Part of a data file:
--- Start ---

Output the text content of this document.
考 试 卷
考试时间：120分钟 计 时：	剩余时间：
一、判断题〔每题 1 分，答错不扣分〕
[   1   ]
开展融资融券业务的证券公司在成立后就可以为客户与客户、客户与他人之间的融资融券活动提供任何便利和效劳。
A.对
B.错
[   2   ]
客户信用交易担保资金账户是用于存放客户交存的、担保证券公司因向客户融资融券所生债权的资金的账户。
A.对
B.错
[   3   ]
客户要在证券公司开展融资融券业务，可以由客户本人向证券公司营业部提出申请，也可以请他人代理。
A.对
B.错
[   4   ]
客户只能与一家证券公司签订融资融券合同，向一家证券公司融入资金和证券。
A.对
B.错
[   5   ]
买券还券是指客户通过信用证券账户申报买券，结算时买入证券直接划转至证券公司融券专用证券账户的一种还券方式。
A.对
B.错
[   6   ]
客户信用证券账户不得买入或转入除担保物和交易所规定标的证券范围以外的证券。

--- End ---
--- Start ---

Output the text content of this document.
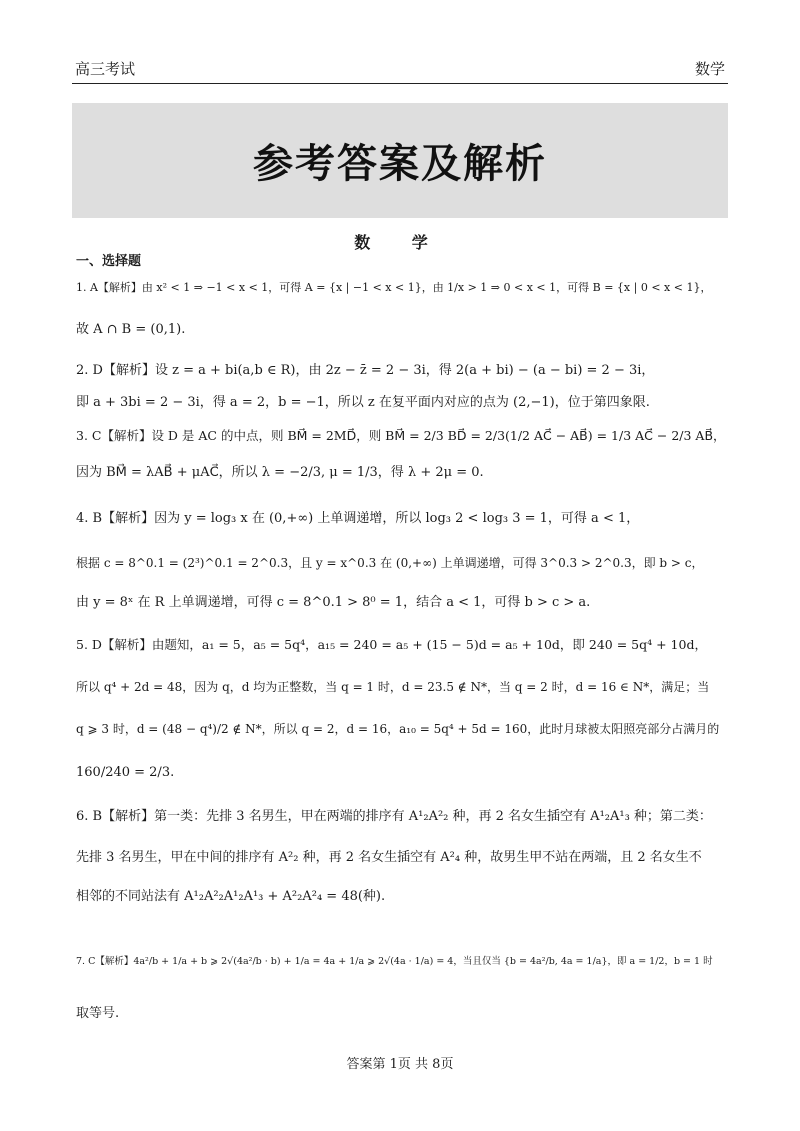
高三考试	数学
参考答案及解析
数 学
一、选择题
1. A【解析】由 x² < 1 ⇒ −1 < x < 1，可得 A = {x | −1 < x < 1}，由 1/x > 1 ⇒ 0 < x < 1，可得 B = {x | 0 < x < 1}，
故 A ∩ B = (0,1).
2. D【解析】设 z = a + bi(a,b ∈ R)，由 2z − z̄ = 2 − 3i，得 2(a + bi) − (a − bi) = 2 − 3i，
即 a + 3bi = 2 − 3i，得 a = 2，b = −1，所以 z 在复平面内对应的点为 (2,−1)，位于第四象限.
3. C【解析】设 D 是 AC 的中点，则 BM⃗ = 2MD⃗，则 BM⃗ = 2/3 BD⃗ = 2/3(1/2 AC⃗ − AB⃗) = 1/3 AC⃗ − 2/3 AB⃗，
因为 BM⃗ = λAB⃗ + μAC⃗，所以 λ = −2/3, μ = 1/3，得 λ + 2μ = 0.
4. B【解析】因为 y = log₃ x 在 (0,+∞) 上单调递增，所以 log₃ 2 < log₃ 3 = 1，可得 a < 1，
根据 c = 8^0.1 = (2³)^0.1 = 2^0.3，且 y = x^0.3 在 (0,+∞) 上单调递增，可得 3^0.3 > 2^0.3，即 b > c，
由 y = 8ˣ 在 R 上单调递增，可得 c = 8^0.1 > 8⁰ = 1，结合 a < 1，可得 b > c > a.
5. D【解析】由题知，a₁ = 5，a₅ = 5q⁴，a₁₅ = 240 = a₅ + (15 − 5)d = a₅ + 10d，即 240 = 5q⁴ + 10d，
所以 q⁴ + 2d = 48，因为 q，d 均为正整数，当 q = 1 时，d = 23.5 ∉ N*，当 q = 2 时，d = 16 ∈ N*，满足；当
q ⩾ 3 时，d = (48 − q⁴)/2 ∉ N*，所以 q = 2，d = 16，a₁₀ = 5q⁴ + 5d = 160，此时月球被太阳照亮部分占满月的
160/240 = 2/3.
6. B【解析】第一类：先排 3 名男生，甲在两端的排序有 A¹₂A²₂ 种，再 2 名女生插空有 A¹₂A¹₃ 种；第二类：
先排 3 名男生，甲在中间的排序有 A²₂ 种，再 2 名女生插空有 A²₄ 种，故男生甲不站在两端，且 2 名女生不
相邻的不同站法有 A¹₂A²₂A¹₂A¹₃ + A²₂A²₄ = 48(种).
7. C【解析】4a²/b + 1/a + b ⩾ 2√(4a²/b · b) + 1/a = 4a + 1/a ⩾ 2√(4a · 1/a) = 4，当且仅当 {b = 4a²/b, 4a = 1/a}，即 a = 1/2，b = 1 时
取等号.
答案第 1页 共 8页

--- End ---

Pull out all lines from the entries above in which the word "名女生插空有" appears.

6. B【解析】第一类：先排 3 名男生，甲在两端的排序有 A¹₂A²₂ 种，再 2 名女生插空有 A¹₂A¹₃ 种；第二类：
先排 3 名男生，甲在中间的排序有 A²₂ 种，再 2 名女生插空有 A²₄ 种，故男生甲不站在两端，且 2 名女生不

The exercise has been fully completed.